Problem to solve » Copy every line of the data that contains the string "JSON".

━━ Information supplied

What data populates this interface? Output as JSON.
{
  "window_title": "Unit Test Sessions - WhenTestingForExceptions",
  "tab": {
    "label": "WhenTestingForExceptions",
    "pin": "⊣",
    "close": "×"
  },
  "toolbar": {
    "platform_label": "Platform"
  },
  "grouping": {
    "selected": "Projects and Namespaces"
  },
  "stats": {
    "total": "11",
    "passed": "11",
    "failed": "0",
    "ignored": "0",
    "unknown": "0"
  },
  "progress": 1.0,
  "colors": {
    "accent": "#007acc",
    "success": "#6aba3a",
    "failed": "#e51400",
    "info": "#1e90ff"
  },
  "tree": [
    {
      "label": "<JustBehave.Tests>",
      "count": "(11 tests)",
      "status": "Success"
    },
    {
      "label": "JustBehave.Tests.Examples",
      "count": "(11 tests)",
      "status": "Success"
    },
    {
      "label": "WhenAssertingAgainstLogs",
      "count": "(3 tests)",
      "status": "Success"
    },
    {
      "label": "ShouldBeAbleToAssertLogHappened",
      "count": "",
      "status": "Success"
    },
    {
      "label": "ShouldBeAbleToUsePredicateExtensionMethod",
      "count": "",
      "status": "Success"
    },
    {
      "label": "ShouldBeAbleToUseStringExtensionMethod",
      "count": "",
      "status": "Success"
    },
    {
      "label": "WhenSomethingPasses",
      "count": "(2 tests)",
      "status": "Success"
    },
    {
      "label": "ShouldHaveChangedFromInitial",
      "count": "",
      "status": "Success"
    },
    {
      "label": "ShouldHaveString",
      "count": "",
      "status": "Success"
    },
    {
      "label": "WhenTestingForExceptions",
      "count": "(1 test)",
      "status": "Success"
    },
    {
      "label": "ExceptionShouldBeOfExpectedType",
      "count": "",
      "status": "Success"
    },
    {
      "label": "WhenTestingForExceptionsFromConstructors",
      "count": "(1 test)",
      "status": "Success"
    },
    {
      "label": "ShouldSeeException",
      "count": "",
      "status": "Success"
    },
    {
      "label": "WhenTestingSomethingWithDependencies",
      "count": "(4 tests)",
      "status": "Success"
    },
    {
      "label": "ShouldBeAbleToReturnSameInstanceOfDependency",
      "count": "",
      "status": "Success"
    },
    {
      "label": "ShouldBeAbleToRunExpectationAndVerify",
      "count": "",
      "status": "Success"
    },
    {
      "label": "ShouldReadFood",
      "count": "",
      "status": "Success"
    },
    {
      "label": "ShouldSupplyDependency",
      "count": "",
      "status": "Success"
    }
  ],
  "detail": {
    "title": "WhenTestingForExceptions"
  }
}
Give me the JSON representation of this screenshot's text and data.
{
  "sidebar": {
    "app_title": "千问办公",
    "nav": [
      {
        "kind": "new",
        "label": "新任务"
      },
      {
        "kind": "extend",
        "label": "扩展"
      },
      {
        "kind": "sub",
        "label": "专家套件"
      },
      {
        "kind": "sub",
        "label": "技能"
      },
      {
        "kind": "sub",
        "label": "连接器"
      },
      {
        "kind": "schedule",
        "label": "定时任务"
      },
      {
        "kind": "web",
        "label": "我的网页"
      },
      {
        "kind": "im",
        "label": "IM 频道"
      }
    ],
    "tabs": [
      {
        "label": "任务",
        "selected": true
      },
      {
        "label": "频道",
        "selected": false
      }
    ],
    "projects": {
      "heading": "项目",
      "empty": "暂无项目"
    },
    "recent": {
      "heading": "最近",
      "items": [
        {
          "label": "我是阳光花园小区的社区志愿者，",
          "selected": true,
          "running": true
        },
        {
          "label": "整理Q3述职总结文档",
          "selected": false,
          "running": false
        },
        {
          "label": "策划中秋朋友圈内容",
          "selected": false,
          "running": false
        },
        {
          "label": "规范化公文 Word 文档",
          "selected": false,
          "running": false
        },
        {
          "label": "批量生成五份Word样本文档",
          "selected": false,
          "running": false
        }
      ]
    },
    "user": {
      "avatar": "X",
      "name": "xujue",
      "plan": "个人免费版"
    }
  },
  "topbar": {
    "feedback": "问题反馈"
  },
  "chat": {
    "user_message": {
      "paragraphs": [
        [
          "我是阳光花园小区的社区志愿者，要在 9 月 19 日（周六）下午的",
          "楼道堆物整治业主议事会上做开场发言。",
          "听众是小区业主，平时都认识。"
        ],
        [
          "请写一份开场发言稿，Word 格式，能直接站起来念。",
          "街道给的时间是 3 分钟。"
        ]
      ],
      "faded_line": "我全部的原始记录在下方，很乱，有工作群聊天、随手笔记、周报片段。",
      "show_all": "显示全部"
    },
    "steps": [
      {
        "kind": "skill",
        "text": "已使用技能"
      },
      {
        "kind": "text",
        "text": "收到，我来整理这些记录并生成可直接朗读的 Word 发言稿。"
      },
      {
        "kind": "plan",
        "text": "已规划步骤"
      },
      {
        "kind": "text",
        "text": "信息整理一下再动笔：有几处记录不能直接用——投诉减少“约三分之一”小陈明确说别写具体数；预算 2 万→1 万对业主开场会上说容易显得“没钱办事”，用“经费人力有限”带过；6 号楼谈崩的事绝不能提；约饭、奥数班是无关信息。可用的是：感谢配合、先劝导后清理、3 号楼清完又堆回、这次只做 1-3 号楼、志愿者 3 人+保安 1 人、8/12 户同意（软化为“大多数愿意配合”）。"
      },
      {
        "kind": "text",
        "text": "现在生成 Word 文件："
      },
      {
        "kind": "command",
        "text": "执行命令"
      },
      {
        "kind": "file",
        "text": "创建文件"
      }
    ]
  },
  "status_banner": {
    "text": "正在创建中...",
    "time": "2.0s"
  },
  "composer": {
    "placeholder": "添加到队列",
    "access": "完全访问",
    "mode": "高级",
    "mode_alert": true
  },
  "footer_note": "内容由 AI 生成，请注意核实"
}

━━━━
━━ Information supplied

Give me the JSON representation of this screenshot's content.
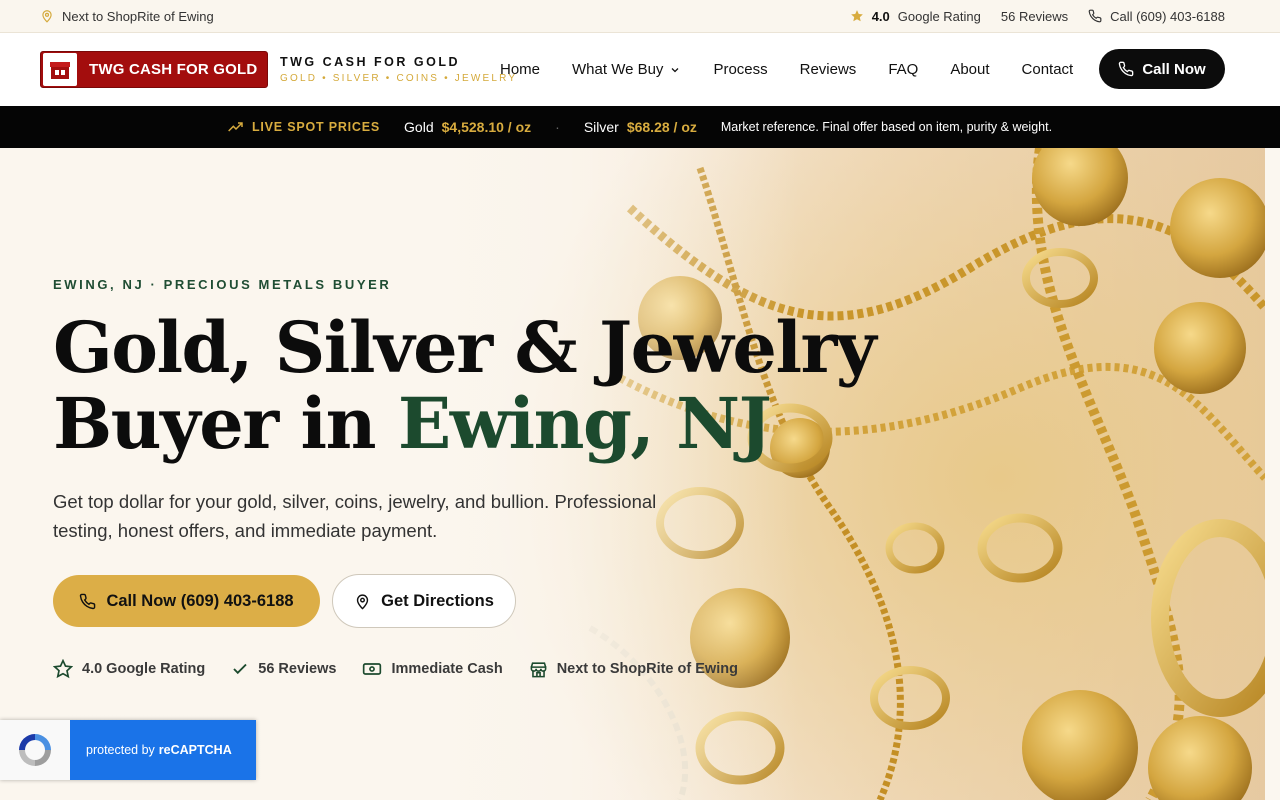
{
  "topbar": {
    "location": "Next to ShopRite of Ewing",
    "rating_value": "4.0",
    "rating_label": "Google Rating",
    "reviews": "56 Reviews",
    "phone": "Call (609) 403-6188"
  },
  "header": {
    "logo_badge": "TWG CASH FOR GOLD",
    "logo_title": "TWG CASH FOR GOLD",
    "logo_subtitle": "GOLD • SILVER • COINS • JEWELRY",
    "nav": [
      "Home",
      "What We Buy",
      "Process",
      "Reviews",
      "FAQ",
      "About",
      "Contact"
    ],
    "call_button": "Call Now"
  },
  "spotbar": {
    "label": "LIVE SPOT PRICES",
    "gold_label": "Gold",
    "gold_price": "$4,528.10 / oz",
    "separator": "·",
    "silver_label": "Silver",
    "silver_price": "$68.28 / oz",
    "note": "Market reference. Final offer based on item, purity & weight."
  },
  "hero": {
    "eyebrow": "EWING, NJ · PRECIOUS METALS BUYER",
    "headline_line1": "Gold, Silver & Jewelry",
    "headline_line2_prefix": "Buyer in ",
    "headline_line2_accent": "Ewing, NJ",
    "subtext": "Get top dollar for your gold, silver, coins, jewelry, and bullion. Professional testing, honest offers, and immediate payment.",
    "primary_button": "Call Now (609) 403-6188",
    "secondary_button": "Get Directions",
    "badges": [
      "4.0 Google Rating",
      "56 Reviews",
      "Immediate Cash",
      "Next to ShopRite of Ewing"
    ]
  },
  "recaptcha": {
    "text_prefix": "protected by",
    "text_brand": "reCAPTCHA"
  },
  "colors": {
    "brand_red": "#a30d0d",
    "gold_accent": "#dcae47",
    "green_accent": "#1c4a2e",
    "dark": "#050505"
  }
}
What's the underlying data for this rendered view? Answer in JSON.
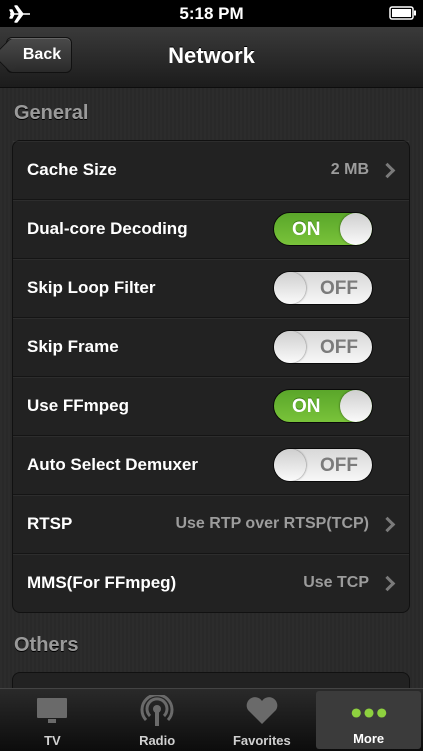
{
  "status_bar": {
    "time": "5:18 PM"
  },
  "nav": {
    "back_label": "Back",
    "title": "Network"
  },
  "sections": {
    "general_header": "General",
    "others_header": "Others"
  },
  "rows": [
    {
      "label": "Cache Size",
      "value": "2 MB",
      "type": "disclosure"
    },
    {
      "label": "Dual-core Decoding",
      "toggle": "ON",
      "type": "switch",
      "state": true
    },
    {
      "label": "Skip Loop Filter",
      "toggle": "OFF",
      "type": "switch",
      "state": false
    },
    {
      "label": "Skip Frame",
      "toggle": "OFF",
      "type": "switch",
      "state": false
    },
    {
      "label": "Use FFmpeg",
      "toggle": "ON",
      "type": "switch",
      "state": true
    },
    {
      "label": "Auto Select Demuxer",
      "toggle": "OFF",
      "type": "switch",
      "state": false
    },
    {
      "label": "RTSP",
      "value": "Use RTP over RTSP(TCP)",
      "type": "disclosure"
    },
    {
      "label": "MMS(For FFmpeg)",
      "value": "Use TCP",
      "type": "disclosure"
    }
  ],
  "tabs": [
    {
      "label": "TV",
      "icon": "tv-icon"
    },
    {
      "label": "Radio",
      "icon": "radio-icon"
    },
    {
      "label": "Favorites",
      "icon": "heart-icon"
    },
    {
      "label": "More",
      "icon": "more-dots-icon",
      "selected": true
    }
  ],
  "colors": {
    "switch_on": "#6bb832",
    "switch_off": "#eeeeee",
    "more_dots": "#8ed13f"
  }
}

━━━━

Response below »
What data populates this interface? Output as JSON.
Give me the JSON representation of this screenshot's text and data.
Give me the JSON representation of this screenshot's content.
What's the underlying data for this rendered view? Answer in JSON.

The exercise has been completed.